▶ _Aim_
Every line below should be repeated exactly.

* * * * * * * * *

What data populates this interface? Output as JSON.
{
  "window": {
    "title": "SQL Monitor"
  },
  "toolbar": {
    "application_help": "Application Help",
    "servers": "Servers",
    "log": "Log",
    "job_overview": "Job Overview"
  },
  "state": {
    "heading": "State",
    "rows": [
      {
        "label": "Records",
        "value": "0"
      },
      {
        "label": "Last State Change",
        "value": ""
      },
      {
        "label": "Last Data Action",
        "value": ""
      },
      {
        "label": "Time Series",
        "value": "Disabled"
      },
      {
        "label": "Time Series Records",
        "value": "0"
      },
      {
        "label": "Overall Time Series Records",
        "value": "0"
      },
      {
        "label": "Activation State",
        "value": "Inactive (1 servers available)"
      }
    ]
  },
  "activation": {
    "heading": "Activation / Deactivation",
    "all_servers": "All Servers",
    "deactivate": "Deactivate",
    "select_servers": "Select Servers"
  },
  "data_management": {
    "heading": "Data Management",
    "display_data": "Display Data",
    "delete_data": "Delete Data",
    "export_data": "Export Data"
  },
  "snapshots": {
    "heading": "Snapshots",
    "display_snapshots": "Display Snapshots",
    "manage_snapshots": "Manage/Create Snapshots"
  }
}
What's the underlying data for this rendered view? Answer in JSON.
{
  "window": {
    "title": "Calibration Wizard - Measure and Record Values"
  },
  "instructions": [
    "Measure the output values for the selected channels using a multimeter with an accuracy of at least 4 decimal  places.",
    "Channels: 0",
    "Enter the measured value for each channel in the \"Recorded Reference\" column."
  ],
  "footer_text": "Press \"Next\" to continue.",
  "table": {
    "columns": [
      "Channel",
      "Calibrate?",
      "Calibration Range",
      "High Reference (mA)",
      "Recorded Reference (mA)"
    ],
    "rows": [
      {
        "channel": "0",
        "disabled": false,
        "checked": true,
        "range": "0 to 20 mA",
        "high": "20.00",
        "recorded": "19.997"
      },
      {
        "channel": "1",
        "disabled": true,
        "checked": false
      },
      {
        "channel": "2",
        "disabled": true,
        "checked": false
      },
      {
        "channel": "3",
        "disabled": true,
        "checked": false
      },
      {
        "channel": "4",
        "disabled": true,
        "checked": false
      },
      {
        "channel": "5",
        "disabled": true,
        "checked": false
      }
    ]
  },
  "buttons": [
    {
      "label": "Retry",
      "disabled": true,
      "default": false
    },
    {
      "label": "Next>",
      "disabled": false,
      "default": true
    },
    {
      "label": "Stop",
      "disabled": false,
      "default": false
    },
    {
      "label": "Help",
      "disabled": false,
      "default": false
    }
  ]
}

* * * * * * * * *

▶ _Result below_
What data populates this interface? Output as JSON.
{
  "window": {
    "title": "SQL Monitor"
  },
  "toolbar": {
    "application_help": "Application Help",
    "servers": "Servers",
    "log": "Log",
    "job_overview": "Job Overview"
  },
  "state": {
    "heading": "State",
    "rows": [
      {
        "label": "Records",
        "value": "0"
      },
      {
        "label": "Last State Change",
        "value": ""
      },
      {
        "label": "Last Data Action",
        "value": ""
      },
      {
        "label": "Time Series",
        "value": "Disabled"
      },
      {
        "label": "Time Series Records",
        "value": "0"
      },
      {
        "label": "Overall Time Series Records",
        "value": "0"
      },
      {
        "label": "Activation State",
        "value": "Inactive (1 servers available)"
      }
    ]
  },
  "activation": {
    "heading": "Activation / Deactivation",
    "all_servers": "All Servers",
    "deactivate": "Deactivate",
    "select_servers": "Select Servers"
  },
  "data_management": {
    "heading": "Data Management",
    "display_data": "Display Data",
    "delete_data": "Delete Data",
    "export_data": "Export Data"
  },
  "snapshots": {
    "heading": "Snapshots",
    "display_snapshots": "Display Snapshots",
    "manage_snapshots": "Manage/Create Snapshots"
  }
}
What's the underlying data for this rendered view? Answer in JSON.
{
  "window": {
    "title": "Calibration Wizard - Measure and Record Values"
  },
  "instructions": [
    "Measure the output values for the selected channels using a multimeter with an accuracy of at least 4 decimal  places.",
    "Channels: 0",
    "Enter the measured value for each channel in the \"Recorded Reference\" column."
  ],
  "footer_text": "Press \"Next\" to continue.",
  "table": {
    "columns": [
      "Channel",
      "Calibrate?",
      "Calibration Range",
      "High Reference (mA)",
      "Recorded Reference (mA)"
    ],
    "rows": [
      {
        "channel": "0",
        "disabled": false,
        "checked": true,
        "range": "0 to 20 mA",
        "high": "20.00",
        "recorded": "19.997"
      },
      {
        "channel": "1",
        "disabled": true,
        "checked": false
      },
      {
        "channel": "2",
        "disabled": true,
        "checked": false
      },
      {
        "channel": "3",
        "disabled": true,
        "checked": false
      },
      {
        "channel": "4",
        "disabled": true,
        "checked": false
      },
      {
        "channel": "5",
        "disabled": true,
        "checked": false
      }
    ]
  },
  "buttons": [
    {
      "label": "Retry",
      "disabled": true,
      "default": false
    },
    {
      "label": "Next>",
      "disabled": false,
      "default": true
    },
    {
      "label": "Stop",
      "disabled": false,
      "default": false
    },
    {
      "label": "Help",
      "disabled": false,
      "default": false
    }
  ]
}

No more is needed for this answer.